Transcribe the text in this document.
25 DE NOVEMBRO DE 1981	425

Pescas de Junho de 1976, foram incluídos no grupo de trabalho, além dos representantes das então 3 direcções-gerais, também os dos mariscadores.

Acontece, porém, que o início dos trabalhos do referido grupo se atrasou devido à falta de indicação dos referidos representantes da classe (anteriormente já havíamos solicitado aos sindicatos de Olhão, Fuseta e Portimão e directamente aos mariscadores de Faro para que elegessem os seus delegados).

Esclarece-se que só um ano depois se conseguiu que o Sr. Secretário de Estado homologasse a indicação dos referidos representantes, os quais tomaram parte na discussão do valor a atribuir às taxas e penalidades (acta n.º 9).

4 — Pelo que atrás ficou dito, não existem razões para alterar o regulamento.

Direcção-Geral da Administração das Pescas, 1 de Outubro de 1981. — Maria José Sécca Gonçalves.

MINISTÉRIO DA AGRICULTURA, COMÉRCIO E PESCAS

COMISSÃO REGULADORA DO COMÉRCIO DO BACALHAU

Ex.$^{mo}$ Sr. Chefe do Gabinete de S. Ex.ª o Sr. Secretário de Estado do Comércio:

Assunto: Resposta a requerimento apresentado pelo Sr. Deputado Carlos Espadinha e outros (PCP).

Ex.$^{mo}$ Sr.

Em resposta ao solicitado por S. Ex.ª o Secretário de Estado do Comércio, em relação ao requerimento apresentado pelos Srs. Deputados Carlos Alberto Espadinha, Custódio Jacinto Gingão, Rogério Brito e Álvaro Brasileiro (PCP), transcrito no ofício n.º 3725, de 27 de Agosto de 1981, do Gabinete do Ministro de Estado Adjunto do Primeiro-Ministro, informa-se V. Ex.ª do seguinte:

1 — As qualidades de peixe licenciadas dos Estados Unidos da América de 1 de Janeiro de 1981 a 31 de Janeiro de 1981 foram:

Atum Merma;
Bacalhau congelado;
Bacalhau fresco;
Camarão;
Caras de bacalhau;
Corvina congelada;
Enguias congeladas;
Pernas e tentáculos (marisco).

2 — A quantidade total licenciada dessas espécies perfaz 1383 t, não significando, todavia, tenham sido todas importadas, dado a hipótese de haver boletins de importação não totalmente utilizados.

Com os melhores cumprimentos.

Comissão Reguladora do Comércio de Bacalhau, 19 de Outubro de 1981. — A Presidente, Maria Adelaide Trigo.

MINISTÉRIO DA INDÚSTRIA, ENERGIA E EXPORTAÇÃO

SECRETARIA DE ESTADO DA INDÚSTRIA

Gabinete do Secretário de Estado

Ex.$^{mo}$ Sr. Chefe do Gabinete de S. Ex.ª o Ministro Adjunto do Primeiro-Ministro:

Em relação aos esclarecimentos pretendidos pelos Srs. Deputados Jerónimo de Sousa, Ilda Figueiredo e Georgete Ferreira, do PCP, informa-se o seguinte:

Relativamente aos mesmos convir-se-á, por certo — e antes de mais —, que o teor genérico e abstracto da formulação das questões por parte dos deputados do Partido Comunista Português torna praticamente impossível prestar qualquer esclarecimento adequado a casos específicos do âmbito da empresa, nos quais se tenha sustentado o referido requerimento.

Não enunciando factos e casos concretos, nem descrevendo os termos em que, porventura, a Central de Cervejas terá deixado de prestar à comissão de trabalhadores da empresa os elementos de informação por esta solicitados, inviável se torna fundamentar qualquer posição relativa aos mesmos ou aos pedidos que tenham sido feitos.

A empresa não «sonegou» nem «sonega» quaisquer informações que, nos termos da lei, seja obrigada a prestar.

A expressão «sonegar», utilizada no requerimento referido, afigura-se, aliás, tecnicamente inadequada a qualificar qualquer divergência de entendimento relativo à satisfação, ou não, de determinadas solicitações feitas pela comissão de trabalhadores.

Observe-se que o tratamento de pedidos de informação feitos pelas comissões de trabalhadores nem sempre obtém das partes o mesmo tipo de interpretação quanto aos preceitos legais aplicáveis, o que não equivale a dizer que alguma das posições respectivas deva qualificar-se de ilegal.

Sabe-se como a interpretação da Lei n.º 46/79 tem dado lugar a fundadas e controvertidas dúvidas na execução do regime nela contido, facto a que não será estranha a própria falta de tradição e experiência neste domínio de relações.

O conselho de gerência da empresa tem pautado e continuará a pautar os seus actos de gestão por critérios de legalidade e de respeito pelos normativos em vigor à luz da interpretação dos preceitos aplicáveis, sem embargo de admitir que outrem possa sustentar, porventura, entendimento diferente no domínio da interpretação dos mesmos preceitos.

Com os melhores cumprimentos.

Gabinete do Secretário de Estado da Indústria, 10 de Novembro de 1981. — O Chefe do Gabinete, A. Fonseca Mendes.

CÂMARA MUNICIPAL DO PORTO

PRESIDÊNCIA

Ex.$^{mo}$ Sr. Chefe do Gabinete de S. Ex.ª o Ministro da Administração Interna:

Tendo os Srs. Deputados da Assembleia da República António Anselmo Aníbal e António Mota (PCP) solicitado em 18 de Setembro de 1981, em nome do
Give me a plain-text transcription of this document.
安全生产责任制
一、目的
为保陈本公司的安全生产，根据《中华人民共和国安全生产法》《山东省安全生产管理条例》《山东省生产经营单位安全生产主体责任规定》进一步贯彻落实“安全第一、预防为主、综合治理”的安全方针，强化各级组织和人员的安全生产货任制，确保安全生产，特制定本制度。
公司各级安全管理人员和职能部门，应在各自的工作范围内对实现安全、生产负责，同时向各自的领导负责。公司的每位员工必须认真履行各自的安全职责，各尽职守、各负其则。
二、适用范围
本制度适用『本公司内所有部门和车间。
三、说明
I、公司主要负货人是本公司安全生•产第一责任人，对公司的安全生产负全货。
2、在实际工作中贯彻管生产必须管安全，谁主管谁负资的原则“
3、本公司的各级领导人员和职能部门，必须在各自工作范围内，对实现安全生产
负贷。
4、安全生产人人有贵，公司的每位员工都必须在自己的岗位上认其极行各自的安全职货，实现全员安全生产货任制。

────────

● TASK DIRECTIONS
Copy each line of the entries that includes the word "foram".

● THE OUTPUT
Pescas de Junho de 1976, foram incluídos no grupo de trabalho, além dos representantes das então 3 direcções-gerais, também os dos mariscadores.
1 — As qualidades de peixe licenciadas dos Estados Unidos da América de 1 de Janeiro de 1981 a 31 de Janeiro de 1981 foram:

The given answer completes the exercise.